• _JOB_:
Copy each line of the records that contains the word "resident".

(Data records)
___
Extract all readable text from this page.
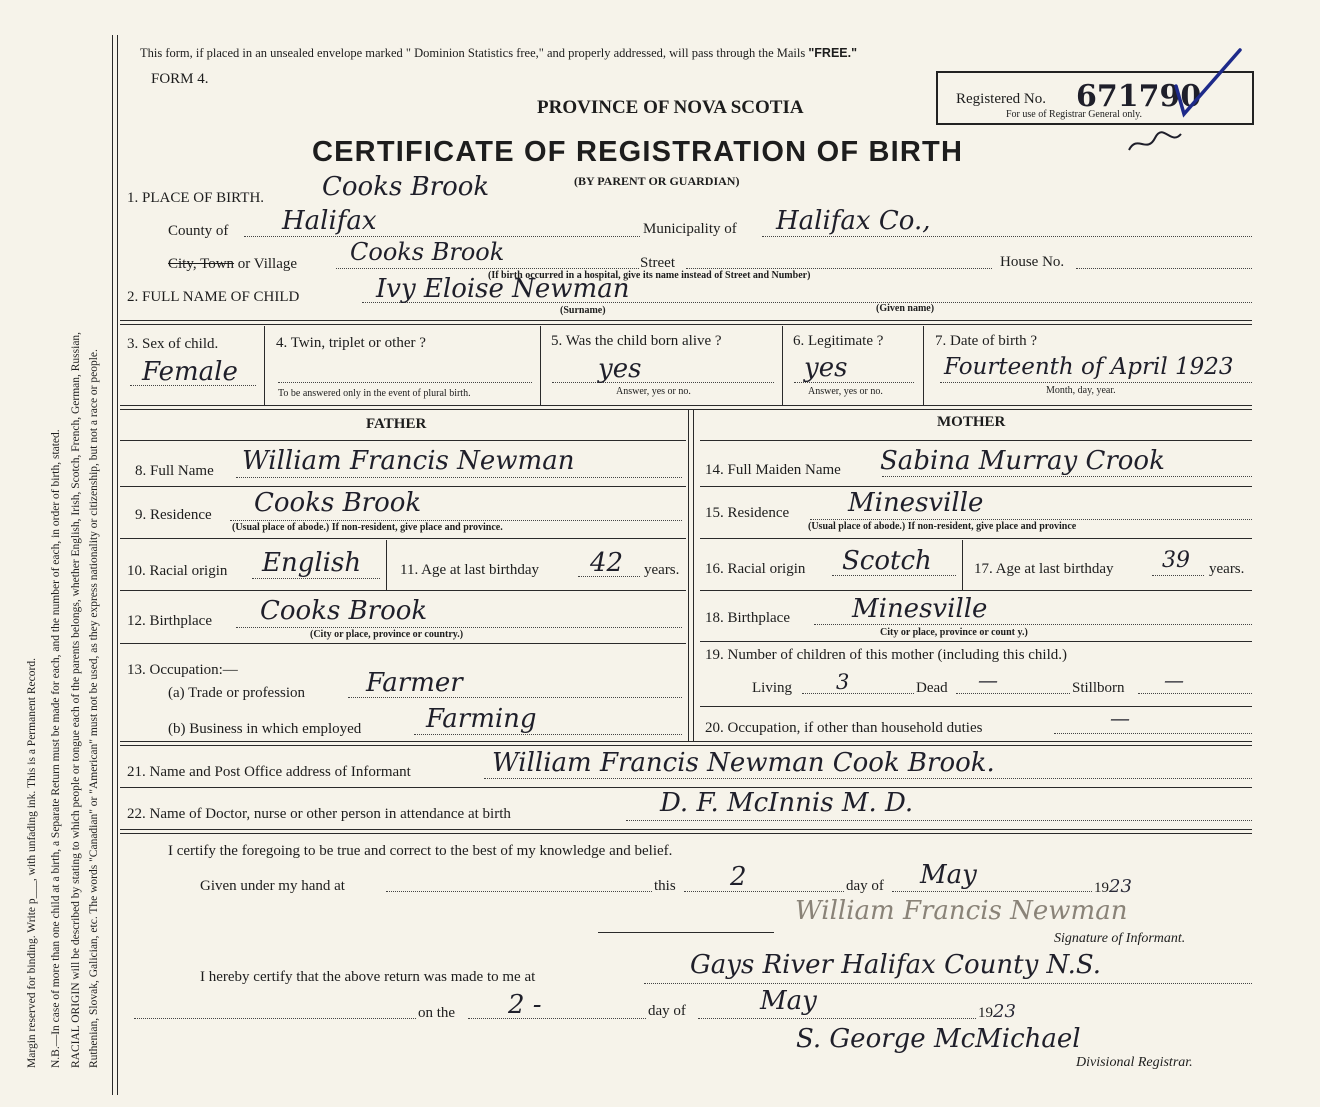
Margin reserved for binding. Write p___, with unfading ink. This is a Permanent Record. N.B.—In case of more than one child at a birth, a Separate Return must be made for each, and the number of each, in order of birth, stated. RACIAL ORIGIN will be described by stating to which people or tongue each of the parents belongs, whether English, Irish, Scotch, French, German, Russian, Ruthenian, Slovak, Galician, etc. The words "Canadian" or "American" must not be used, as they express nationality or citizenship, but not a race or people.
This form, if placed in an unsealed envelope marked " Dominion Statistics free," and properly addressed, will pass through the Mails "FREE."
FORM 4.
PROVINCE OF NOVA SCOTIA
CERTIFICATE OF REGISTRATION OF BIRTH
(BY PARENT OR GUARDIAN)
Registered No. 671790
For use of Registrar General only.
1. PLACE OF BIRTH. Cooks Brook
County of Halifax	Municipality of Halifax Co.,
City, Town or Village Cooks Brook	Street	House No.
(If birth occurred in a hospital, give its name instead of Street and Number)
2. FULL NAME OF CHILD	Ivy Eloise Newman
(Surname)	(Given name)
3. Sex of child.
Female
4. Twin, triplet or other ?
To be answered only in the event of plural birth.
5. Was the child born alive ?
yes
Answer, yes or no.
6. Legitimate ?
yes
Answer, yes or no.
7. Date of birth ?
Fourteenth of April 1923
Month, day, year.
FATHER	MOTHER
8. Full Name William Francis Newman
9. Residence Cooks Brook
(Usual place of abode.) If non-resident, give place and province.
10. Racial origin English	11. Age at last birthday 42 years.
12. Birthplace Cooks Brook
(City or place, province or country.)
13. Occupation:—
(a) Trade or profession Farmer
(b) Business in which employed Farming
14. Full Maiden Name Sabina Murray Crook
15. Residence Minesville
(Usual place of abode.) If non-resident, give place and province
16. Racial origin Scotch	17. Age at last birthday 39 years.
18. Birthplace Minesville
City or place, province or count y.)
19. Number of children of this mother (including this child.)
Living 3	Dead —	Stillborn —
20. Occupation, if other than household duties	—
21. Name and Post Office address of Informant	William Francis Newman Cook Brook.
22. Name of Doctor, nurse or other person in attendance at birth	D. F. McInnis M. D.
I certify the foregoing to be true and correct to the best of my knowledge and belief.
Given under my hand at	this 2	day of May	1923
William Francis Newman
Signature of Informant.
I hereby certify that the above return was made to me at	Gays River Halifax County N.S.
on the 2 -	day of	May	1923
S. George McMichael
Divisional Registrar.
___
• _RESULT FOR THIS EXERCISE_:
(Usual place of abode.) If non-resident, give place and province.
(Usual place of abode.) If non-resident, give place and province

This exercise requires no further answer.